— start of Items —

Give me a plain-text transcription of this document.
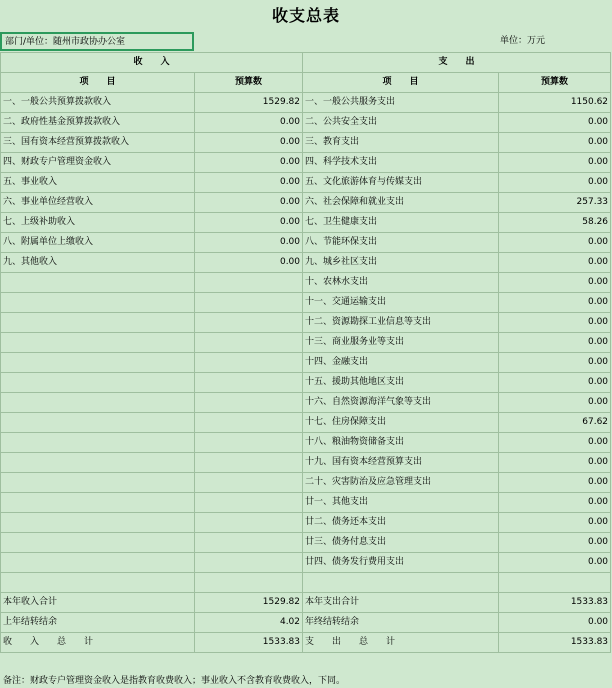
收支总表
部门/单位：随州市政协办公室	单位：万元
收　　入		支　　出	
项　　目	预算数	项　　目	预算数
一、一般公共预算拨款收入	1529.82	一、一般公共服务支出	1150.62
二、政府性基金预算拨款收入	0.00	二、公共安全支出	0.00
三、国有资本经营预算拨款收入	0.00	三、教育支出	0.00
四、财政专户管理资金收入	0.00	四、科学技术支出	0.00
五、事业收入	0.00	五、文化旅游体育与传媒支出	0.00
六、事业单位经营收入	0.00	六、社会保障和就业支出	257.33
七、上级补助收入	0.00	七、卫生健康支出	58.26
八、附属单位上缴收入	0.00	八、节能环保支出	0.00
九、其他收入	0.00	九、城乡社区支出	0.00
		十、农林水支出	0.00
		十一、交通运输支出	0.00
		十二、资源勘探工业信息等支出	0.00
		十三、商业服务业等支出	0.00
		十四、金融支出	0.00
		十五、援助其他地区支出	0.00
		十六、自然资源海洋气象等支出	0.00
		十七、住房保障支出	67.62
		十八、粮油物资储备支出	0.00
		十九、国有资本经营预算支出	0.00
		二十、灾害防治及应急管理支出	0.00
		廿一、其他支出	0.00
		廿二、债务还本支出	0.00
		廿三、债务付息支出	0.00
		廿四、债务发行费用支出	0.00

本年收入合计	1529.82	本年支出合计	1533.83
上年结转结余	4.02	年终结转结余	0.00
收　　入　　总　　计	1533.83	支　　出　　总　　计	1533.83
备注：财政专户管理资金收入是指教育收费收入；事业收入不含教育收费收入，下同。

— end of Items —

Task description => In your copy, repeat each record exactly and include no pictures.

Result =>
Give me a plain-text transcription of this document.
收支总表
部门/单位：随州市政协办公室	单位：万元
收　　入		支　　出	
项　　目	预算数	项　　目	预算数
一、一般公共预算拨款收入	1529.82	一、一般公共服务支出	1150.62
二、政府性基金预算拨款收入	0.00	二、公共安全支出	0.00
三、国有资本经营预算拨款收入	0.00	三、教育支出	0.00
四、财政专户管理资金收入	0.00	四、科学技术支出	0.00
五、事业收入	0.00	五、文化旅游体育与传媒支出	0.00
六、事业单位经营收入	0.00	六、社会保障和就业支出	257.33
七、上级补助收入	0.00	七、卫生健康支出	58.26
八、附属单位上缴收入	0.00	八、节能环保支出	0.00
九、其他收入	0.00	九、城乡社区支出	0.00
		十、农林水支出	0.00
		十一、交通运输支出	0.00
		十二、资源勘探工业信息等支出	0.00
		十三、商业服务业等支出	0.00
		十四、金融支出	0.00
		十五、援助其他地区支出	0.00
		十六、自然资源海洋气象等支出	0.00
		十七、住房保障支出	67.62
		十八、粮油物资储备支出	0.00
		十九、国有资本经营预算支出	0.00
		二十、灾害防治及应急管理支出	0.00
		廿一、其他支出	0.00
		廿二、债务还本支出	0.00
		廿三、债务付息支出	0.00
		廿四、债务发行费用支出	0.00

本年收入合计	1529.82	本年支出合计	1533.83
上年结转结余	4.02	年终结转结余	0.00
收　　入　　总　　计	1533.83	支　　出　　总　　计	1533.83
备注：财政专户管理资金收入是指教育收费收入；事业收入不含教育收费收入，下同。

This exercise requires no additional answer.